__PROBLEM__. Each line containing the word "FAST" must be reported.

__Data records__.
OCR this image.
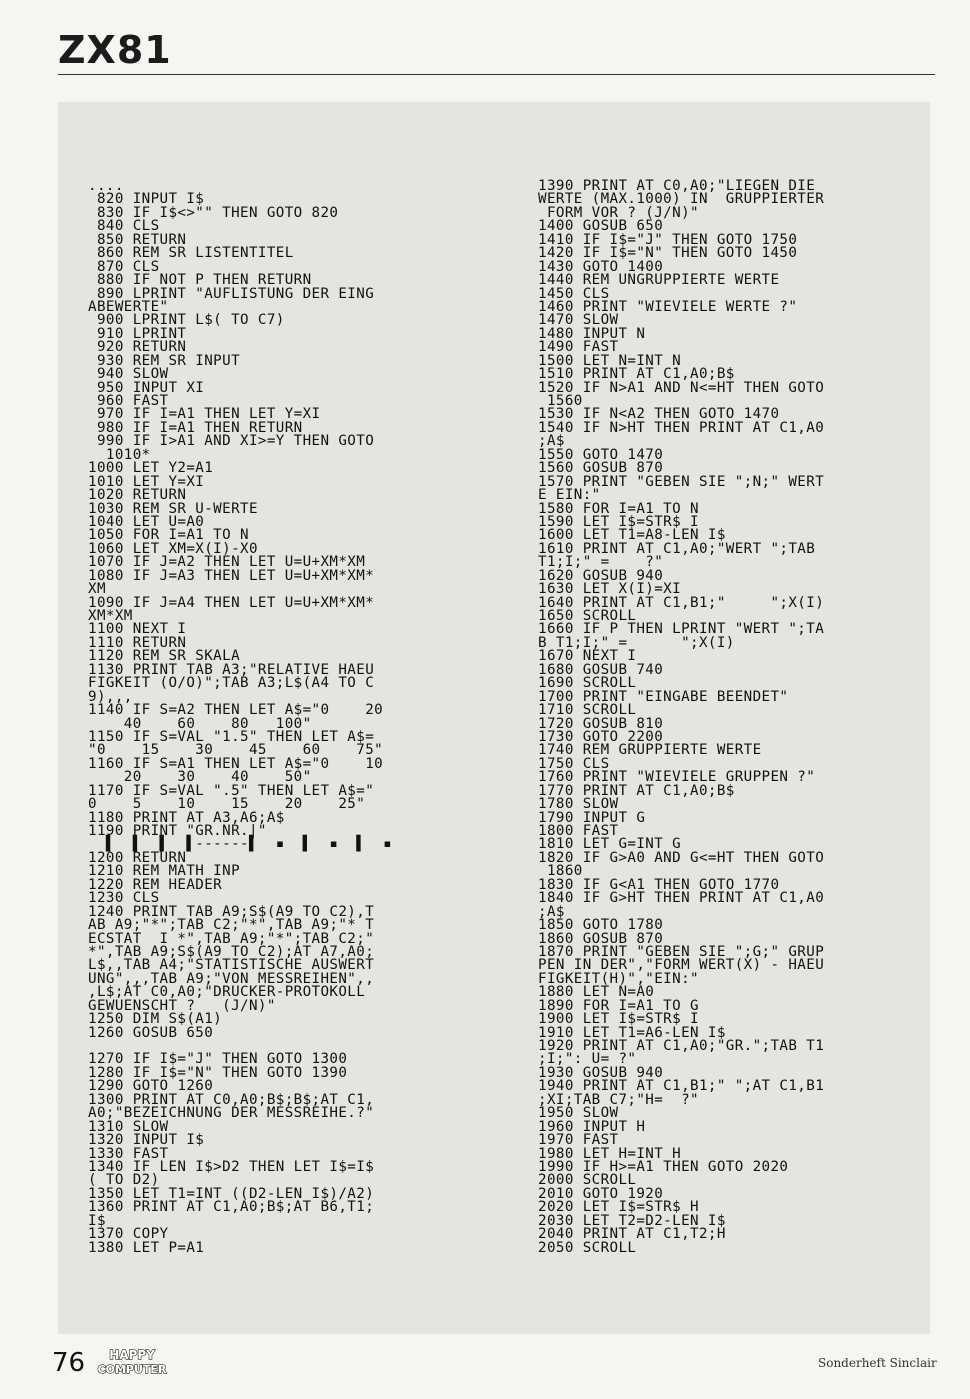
ZX81
....
820 INPUT I$
830 IF I$<>"" THEN GOTO 820
840 CLS
850 RETURN
860 REM SR LISTENTITEL
870 CLS
880 IF NOT P THEN RETURN
890 LPRINT "AUFLISTUNG DER EING
ABEWERTE"
900 LPRINT L$( TO C7)
910 LPRINT
920 RETURN
930 REM SR INPUT
940 SLOW
950 INPUT XI
960 FAST
970 IF I=A1 THEN LET Y=XI
980 IF I=A1 THEN RETURN
990 IF I>A1 AND XI>=Y THEN GOTO
1010*
1000 LET Y2=A1
1010 LET Y=XI
1020 RETURN
1030 REM SR U-WERTE
1040 LET U=A0
1050 FOR I=A1 TO N
1060 LET XM=X(I)-X0
1070 IF J=A2 THEN LET U=U+XM*XM
1080 IF J=A3 THEN LET U=U+XM*XM*
XM
1090 IF J=A4 THEN LET U=U+XM*XM*
XM*XM
1100 NEXT I
1110 RETURN
1120 REM SR SKALA
1130 PRINT TAB A3;"RELATIVE HAEU
FIGKEIT (O/O)";TAB A3;L$(A4 TO C
9),,,
1140 IF S=A2 THEN LET A$="0    20
40    60    80   100"
1150 IF S=VAL "1.5" THEN LET A$=
"0    15    30    45    60    75"
1160 IF S=A1 THEN LET A$="0    10
20    30    40    50"
1170 IF S=VAL ".5" THEN LET A$="
0    5    10    15    20    25"
1180 PRINT AT A3,A6;A$
1190 PRINT "GR.NR.|"
▌  ▌  ▌  ▌------▌  ▪  ▌  ▪  ▌  ▪
1200 RETURN
1210 REM MATH INP
1220 REM HEADER
1230 CLS
1240 PRINT TAB A9;S$(A9 TO C2),T
AB A9;"*";TAB C2;"*",TAB A9;"* T
ECSTAT  I *",TAB A9;"*";TAB C2;"
*",TAB A9;S$(A9 TO C2);AT A7,A0;
L$,,TAB A4;"STATISTISCHE AUSWERT
UNG",,,TAB A9;"VON MESSREIHEN",,
,L$;AT C0,A0;"DRUCKER-PROTOKOLL
GEWUENSCHT ?   (J/N)"
1250 DIM S$(A1)
1260 GOSUB 650
1270 IF I$="J" THEN GOTO 1300
1280 IF I$="N" THEN GOTO 1390
1290 GOTO 1260
1300 PRINT AT C0,A0;B$;B$;AT C1,
A0;"BEZEICHNUNG DER MESSREIHE.?"
1310 SLOW
1320 INPUT I$
1330 FAST
1340 IF LEN I$>D2 THEN LET I$=I$
( TO D2)
1350 LET T1=INT ((D2-LEN I$)/A2)
1360 PRINT AT C1,A0;B$;AT B6,T1;
I$
1370 COPY
1380 LET P=A1
1390 PRINT AT C0,A0;"LIEGEN DIE
WERTE (MAX.1000) IN  GRUPPIERTER
FORM VOR ? (J/N)"
1400 GOSUB 650
1410 IF I$="J" THEN GOTO 1750
1420 IF I$="N" THEN GOTO 1450
1430 GOTO 1400
1440 REM UNGRUPPIERTE WERTE
1450 CLS
1460 PRINT "WIEVIELE WERTE ?"
1470 SLOW
1480 INPUT N
1490 FAST
1500 LET N=INT N
1510 PRINT AT C1,A0;B$
1520 IF N>A1 AND N<=HT THEN GOTO
1560
1530 IF N<A2 THEN GOTO 1470
1540 IF N>HT THEN PRINT AT C1,A0
;A$
1550 GOTO 1470
1560 GOSUB 870
1570 PRINT "GEBEN SIE ";N;" WERT
E EIN:"
1580 FOR I=A1 TO N
1590 LET I$=STR$ I
1600 LET T1=A8-LEN I$
1610 PRINT AT C1,A0;"WERT ";TAB
T1;I;" =    ?"
1620 GOSUB 940
1630 LET X(I)=XI
1640 PRINT AT C1,B1;"     ";X(I)
1650 SCROLL
1660 IF P THEN LPRINT "WERT ";TA
B T1;I;" =      ";X(I)
1670 NEXT I
1680 GOSUB 740
1690 SCROLL
1700 PRINT "EINGABE BEENDET"
1710 SCROLL
1720 GOSUB 810
1730 GOTO 2200
1740 REM GRUPPIERTE WERTE
1750 CLS
1760 PRINT "WIEVIELE GRUPPEN ?"
1770 PRINT AT C1,A0;B$
1780 SLOW
1790 INPUT G
1800 FAST
1810 LET G=INT G
1820 IF G>A0 AND G<=HT THEN GOTO
1860
1830 IF G<A1 THEN GOTO 1770
1840 IF G>HT THEN PRINT AT C1,A0
;A$
1850 GOTO 1780
1860 GOSUB 870
1870 PRINT "GEBEN SIE ";G;" GRUP
PEN IN DER","FORM WERT(X) - HAEU
FIGKEIT(H)","EIN:"
1880 LET N=A0
1890 FOR I=A1 TO G
1900 LET I$=STR$ I
1910 LET T1=A6-LEN I$
1920 PRINT AT C1,A0;"GR.";TAB T1
;I;": U= ?"
1930 GOSUB 940
1940 PRINT AT C1,B1;" ";AT C1,B1
;XI;TAB C7;"H=  ?"
1950 SLOW
1960 INPUT H
1970 FAST
1980 LET H=INT H
1990 IF H>=A1 THEN GOTO 2020
2000 SCROLL
2010 GOTO 1920
2020 LET I$=STR$ H
2030 LET T2=D2-LEN I$
2040 PRINT AT C1,T2;H
2050 SCROLL
76 HAPPY
COMPUTER	Sonderheft Sinclair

__CORRECT RESULT__.
960 FAST
1330 FAST
1490 FAST
1800 FAST
1970 FAST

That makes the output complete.